• **TASK BRIEF**: Extract the whole listing as it stands. Do not include the pictures.

• **GIVEN RECORDS**:
○ ○ ○ ○ ○ ○ ○
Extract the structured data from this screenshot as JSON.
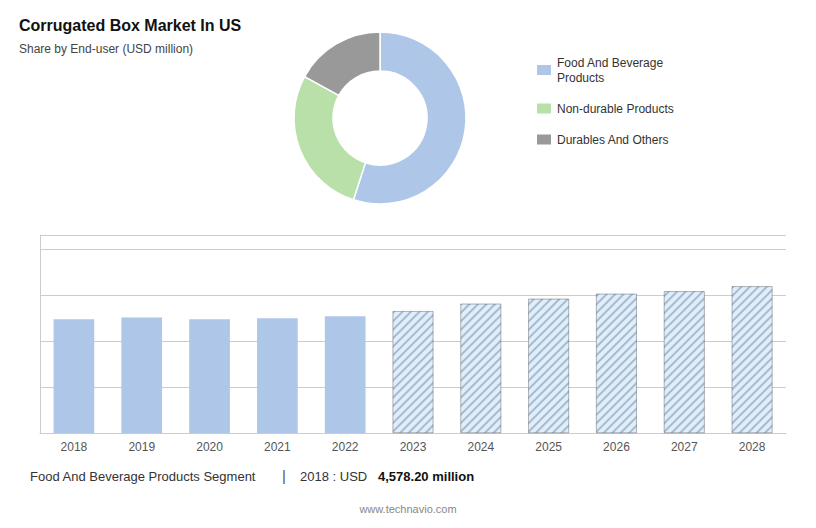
{
  "chart_data": [
    {
      "type": "pie",
      "title": "Corrugated Box Market In US",
      "subtitle": "Share by End-user (USD million)",
      "categories": [
        "Food And Beverage\nProducts",
        "Non-durable Products",
        "Durables And Others"
      ],
      "values": [
        55,
        28,
        17
      ],
      "colors": [
        "#aec6e8",
        "#b8e0a8",
        "#999999"
      ],
      "legend": "right"
    },
    {
      "type": "bar",
      "categories": [
        "2018",
        "2019",
        "2020",
        "2021",
        "2022",
        "2023",
        "2024",
        "2025",
        "2026",
        "2027",
        "2028"
      ],
      "series": [
        {
          "color": "#aec6e8",
          "values": [
            4578.2,
            4650,
            4580,
            4620,
            4700,
            null,
            null,
            null,
            null,
            null,
            null
          ]
        },
        {
          "color": "#ddeeff",
          "values": [
            null,
            null,
            null,
            null,
            null,
            4900,
            5200,
            5400,
            5600,
            5700,
            5900
          ]
        }
      ],
      "ylim": [
        0,
        7965
      ],
      "yticks": [
        0,
        1843.75,
        3687.5,
        5531.25,
        7375
      ],
      "grid": true,
      "tick_labels": "x",
      "annotations": [
        "Food And Beverage Products Segment",
        "|",
        "2018 : USD",
        "4,578.20 million",
        "www.technavio.com"
      ]
    }
  ]
}
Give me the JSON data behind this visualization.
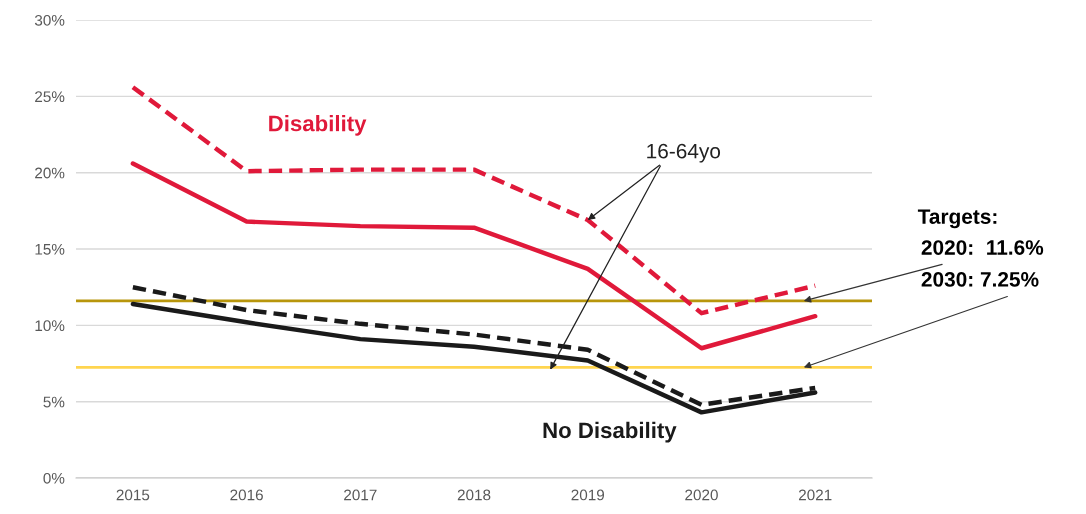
○ ○ ○ ○ ○ ○ ○
• **SOLUTION**:
Extract the structured data from this screenshot as JSON.
{
  "chart_data": [
    {
      "type": "pie",
      "title": "Corrugated Box Market In US",
      "subtitle": "Share by End-user (USD million)",
      "categories": [
        "Food And Beverage\nProducts",
        "Non-durable Products",
        "Durables And Others"
      ],
      "values": [
        55,
        28,
        17
      ],
      "colors": [
        "#aec6e8",
        "#b8e0a8",
        "#999999"
      ],
      "legend": "right"
    },
    {
      "type": "bar",
      "categories": [
        "2018",
        "2019",
        "2020",
        "2021",
        "2022",
        "2023",
        "2024",
        "2025",
        "2026",
        "2027",
        "2028"
      ],
      "series": [
        {
          "color": "#aec6e8",
          "values": [
            4578.2,
            4650,
            4580,
            4620,
            4700,
            null,
            null,
            null,
            null,
            null,
            null
          ]
        },
        {
          "color": "#ddeeff",
          "values": [
            null,
            null,
            null,
            null,
            null,
            4900,
            5200,
            5400,
            5600,
            5700,
            5900
          ]
        }
      ],
      "ylim": [
        0,
        7965
      ],
      "yticks": [
        0,
        1843.75,
        3687.5,
        5531.25,
        7375
      ],
      "grid": true,
      "tick_labels": "x",
      "annotations": [
        "Food And Beverage Products Segment",
        "|",
        "2018 : USD",
        "4,578.20 million",
        "www.technavio.com"
      ]
    }
  ]
}
Give me the JSON data behind this visualization.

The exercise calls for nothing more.